>> start Data supplied
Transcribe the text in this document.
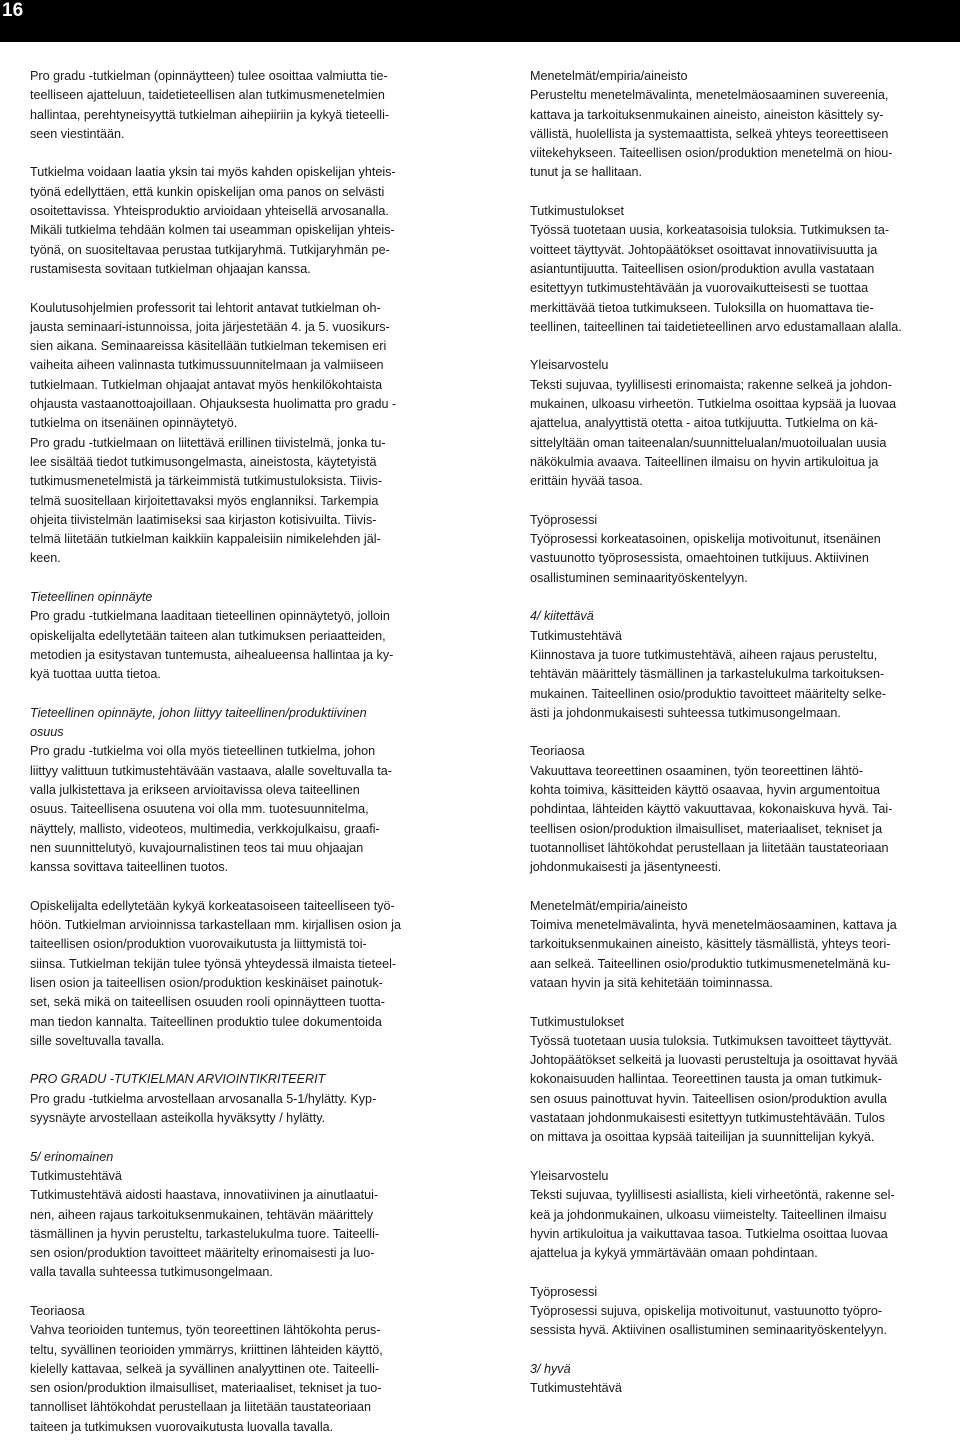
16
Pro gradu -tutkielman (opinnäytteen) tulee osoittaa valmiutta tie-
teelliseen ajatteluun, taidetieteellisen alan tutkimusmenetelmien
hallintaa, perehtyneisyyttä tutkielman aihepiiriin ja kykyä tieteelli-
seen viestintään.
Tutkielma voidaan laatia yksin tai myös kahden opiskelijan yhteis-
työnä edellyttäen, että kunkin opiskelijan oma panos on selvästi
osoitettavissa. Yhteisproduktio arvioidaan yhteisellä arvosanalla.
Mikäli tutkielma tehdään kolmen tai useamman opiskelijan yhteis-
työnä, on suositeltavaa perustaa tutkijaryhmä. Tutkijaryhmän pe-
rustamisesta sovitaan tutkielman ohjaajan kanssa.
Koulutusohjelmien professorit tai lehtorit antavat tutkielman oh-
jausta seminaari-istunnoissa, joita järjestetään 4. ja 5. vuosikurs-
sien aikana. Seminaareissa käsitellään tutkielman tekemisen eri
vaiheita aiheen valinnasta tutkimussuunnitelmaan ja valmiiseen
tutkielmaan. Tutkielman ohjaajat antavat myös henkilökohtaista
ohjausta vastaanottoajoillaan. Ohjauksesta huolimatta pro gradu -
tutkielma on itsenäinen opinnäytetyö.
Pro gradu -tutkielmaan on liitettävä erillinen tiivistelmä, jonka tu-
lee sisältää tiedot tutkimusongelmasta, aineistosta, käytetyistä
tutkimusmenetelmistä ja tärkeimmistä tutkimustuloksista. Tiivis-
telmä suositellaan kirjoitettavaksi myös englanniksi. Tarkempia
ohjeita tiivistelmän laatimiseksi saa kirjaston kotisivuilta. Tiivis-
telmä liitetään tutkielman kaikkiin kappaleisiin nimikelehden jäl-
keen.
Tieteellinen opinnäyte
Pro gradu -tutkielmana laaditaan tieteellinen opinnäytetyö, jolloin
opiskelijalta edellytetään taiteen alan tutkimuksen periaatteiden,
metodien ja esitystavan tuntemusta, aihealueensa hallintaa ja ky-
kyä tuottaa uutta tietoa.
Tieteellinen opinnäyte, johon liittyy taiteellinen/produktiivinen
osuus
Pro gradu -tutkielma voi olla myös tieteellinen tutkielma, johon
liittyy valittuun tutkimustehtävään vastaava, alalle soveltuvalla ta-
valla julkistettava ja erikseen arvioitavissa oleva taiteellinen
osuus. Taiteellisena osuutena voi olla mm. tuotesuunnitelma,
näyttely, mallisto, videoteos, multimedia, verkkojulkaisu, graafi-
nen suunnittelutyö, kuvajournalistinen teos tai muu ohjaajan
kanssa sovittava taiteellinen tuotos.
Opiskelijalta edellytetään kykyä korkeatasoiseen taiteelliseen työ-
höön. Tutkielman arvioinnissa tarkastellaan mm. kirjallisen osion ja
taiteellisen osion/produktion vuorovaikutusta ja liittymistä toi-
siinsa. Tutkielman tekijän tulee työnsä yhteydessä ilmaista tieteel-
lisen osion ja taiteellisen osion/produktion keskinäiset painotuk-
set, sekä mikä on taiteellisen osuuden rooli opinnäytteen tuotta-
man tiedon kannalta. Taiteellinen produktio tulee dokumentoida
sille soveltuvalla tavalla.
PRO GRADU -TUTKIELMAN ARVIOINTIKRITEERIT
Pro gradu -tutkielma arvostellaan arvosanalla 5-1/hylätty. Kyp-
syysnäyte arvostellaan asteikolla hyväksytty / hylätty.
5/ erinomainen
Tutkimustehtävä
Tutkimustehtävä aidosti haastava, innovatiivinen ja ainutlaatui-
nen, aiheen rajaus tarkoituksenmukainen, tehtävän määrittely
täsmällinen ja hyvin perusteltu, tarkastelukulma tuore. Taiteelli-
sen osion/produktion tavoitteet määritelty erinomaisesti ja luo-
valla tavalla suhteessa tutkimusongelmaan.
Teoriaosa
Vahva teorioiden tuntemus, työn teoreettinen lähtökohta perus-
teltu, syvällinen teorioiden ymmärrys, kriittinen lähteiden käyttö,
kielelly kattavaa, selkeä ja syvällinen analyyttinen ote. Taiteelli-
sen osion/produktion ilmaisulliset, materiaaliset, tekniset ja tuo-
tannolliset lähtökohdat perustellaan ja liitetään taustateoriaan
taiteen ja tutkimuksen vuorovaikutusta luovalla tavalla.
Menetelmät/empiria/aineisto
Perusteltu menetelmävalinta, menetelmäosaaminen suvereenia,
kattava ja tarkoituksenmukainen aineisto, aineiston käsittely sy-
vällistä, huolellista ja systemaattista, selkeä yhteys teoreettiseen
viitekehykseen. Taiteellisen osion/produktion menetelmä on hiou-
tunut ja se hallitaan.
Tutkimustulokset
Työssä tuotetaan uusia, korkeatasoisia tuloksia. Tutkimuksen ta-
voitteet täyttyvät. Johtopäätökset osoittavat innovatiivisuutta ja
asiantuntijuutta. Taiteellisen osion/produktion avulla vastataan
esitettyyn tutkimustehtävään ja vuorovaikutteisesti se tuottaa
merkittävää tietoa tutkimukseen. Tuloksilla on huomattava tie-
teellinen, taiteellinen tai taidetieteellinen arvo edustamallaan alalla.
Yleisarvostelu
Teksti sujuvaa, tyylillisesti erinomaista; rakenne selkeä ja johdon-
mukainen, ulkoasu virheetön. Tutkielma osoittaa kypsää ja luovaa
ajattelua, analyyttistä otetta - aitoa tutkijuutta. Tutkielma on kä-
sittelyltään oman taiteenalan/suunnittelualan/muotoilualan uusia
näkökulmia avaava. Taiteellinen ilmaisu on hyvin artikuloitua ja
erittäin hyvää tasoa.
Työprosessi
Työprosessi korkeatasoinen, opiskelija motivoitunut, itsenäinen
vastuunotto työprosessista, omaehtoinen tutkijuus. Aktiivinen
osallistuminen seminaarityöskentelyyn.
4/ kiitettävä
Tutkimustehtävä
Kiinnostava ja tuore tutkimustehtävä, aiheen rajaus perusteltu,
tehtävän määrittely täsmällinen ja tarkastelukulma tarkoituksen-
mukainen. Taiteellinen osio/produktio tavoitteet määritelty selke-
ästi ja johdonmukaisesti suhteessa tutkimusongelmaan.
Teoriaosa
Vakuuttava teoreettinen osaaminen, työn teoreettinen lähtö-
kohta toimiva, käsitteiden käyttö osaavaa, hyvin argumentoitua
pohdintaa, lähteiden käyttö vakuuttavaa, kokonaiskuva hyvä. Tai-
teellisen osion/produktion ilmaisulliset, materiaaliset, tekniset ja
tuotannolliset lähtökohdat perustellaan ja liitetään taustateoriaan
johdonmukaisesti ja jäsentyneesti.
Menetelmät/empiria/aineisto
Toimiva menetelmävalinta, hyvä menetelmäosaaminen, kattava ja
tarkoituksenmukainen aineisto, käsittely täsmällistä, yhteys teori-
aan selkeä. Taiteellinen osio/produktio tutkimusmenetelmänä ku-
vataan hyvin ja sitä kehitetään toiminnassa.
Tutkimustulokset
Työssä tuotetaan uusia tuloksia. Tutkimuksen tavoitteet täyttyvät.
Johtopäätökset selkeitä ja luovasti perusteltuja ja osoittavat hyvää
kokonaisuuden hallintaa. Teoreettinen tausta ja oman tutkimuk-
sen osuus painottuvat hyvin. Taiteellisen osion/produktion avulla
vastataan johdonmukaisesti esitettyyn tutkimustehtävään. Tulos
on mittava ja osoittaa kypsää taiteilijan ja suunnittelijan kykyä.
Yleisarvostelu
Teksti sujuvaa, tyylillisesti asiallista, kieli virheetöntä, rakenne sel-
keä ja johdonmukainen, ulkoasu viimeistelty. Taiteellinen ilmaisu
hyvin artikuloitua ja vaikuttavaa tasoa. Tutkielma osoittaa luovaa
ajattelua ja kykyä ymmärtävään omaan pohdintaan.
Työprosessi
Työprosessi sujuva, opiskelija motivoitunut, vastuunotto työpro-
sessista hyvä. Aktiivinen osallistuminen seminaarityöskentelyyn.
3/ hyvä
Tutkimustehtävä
>> end Data supplied
# Description of the task
Reply with one number only: how many lines of the listing hold "luovaa"?

# Correct answer
2